AIM OF THE TASK:
Find the lines below that contain the word "then" and count them. Only the number should be given.

--- Begin EXTRACTED RECORDS ---

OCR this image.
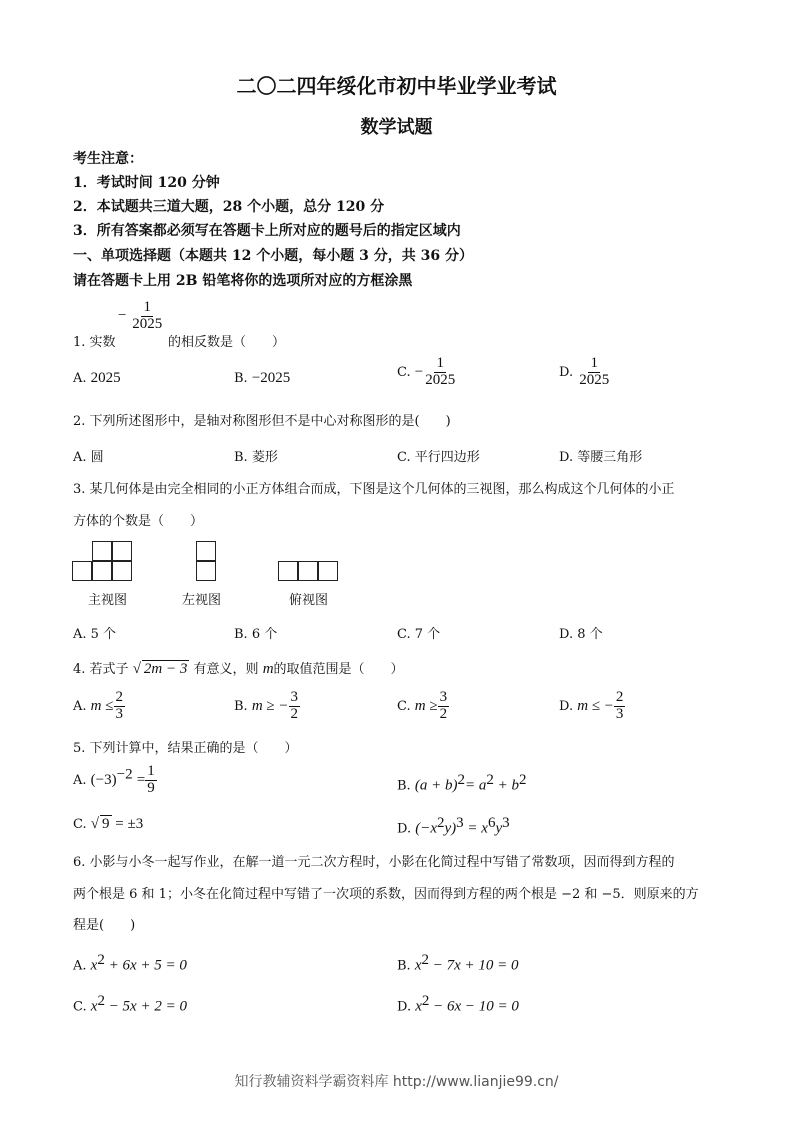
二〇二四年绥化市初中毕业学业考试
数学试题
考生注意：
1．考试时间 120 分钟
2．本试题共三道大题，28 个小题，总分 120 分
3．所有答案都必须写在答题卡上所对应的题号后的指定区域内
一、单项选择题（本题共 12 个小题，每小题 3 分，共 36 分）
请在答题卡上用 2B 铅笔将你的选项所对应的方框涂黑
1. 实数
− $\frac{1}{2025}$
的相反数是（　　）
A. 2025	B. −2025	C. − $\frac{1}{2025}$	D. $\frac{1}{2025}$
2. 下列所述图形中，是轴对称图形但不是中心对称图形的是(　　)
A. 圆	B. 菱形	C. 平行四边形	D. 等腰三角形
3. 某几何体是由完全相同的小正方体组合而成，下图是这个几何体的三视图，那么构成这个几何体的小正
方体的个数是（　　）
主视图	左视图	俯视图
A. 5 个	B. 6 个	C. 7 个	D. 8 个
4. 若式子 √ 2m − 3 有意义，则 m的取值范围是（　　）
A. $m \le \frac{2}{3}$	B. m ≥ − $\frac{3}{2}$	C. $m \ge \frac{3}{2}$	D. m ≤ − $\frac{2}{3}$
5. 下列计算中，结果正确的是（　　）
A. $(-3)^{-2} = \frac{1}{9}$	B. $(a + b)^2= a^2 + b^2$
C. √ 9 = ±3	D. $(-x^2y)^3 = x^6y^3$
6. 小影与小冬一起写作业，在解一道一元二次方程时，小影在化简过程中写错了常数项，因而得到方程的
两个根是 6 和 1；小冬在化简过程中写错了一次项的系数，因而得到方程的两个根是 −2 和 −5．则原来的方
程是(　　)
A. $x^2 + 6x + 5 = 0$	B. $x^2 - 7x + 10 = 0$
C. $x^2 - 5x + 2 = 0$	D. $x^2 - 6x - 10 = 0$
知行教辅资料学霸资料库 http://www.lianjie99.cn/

--- End EXTRACTED RECORDS ---
--- Begin EXTRACTED RECORDS ---

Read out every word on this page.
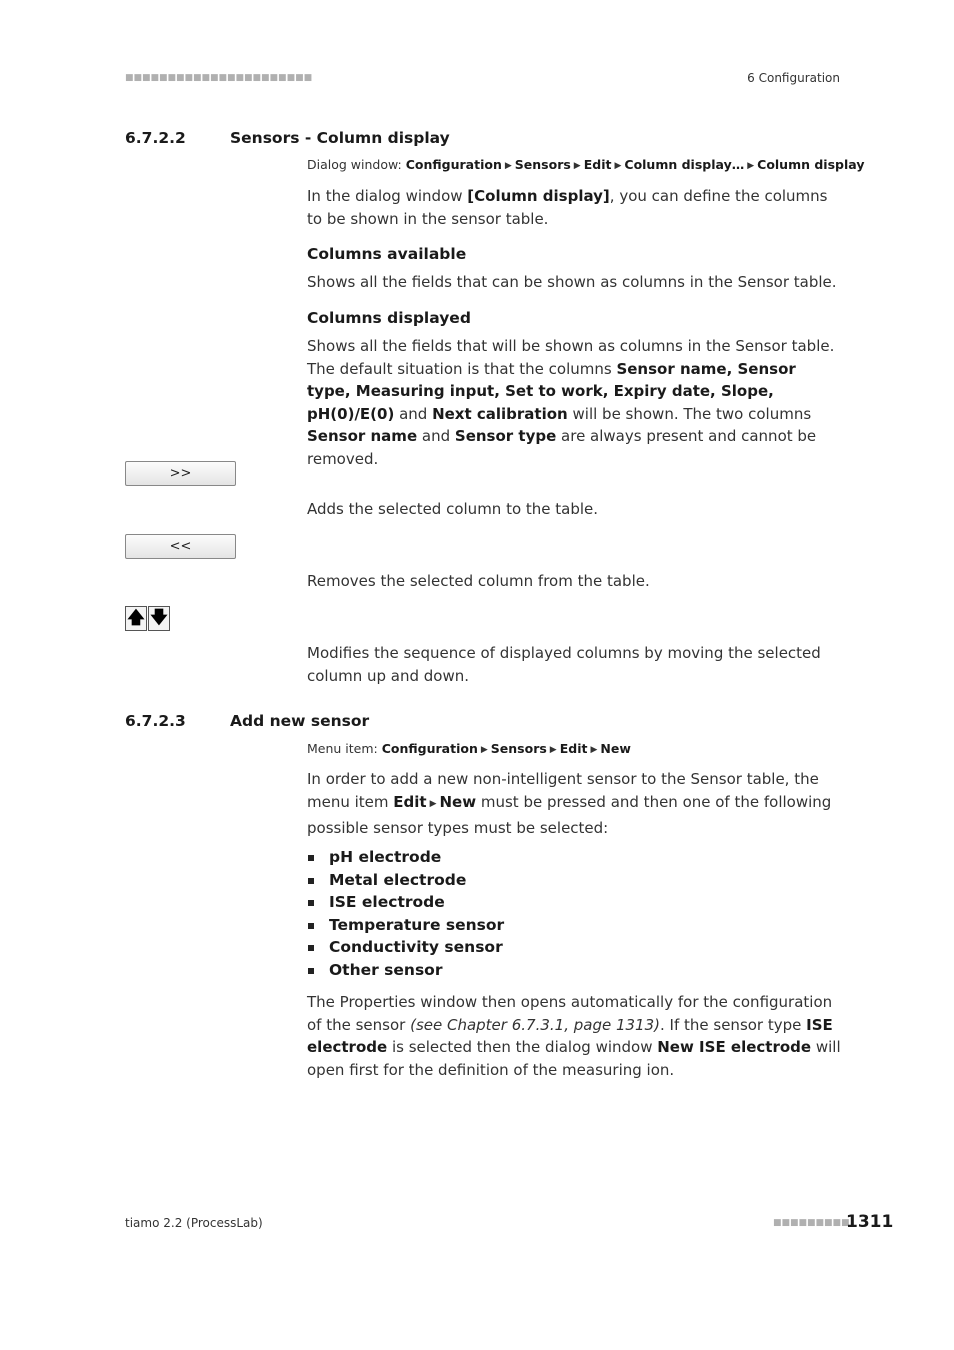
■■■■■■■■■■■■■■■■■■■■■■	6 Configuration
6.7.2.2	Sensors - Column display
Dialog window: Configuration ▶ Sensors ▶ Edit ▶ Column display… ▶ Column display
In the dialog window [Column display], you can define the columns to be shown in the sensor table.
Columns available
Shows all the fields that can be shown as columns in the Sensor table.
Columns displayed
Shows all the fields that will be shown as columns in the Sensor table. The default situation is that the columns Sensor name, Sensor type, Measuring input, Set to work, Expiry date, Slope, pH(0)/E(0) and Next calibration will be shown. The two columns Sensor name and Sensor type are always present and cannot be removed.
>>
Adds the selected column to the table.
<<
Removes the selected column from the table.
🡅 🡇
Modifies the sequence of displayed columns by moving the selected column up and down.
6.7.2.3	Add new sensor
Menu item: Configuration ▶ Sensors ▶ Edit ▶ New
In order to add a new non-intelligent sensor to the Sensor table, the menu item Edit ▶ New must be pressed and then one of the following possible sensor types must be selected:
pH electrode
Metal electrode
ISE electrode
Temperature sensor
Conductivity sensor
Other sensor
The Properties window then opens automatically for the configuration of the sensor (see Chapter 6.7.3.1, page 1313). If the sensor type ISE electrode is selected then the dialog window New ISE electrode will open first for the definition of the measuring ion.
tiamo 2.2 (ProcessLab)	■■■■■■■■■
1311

--- End EXTRACTED RECORDS ---

RESPONSE BELOW:
2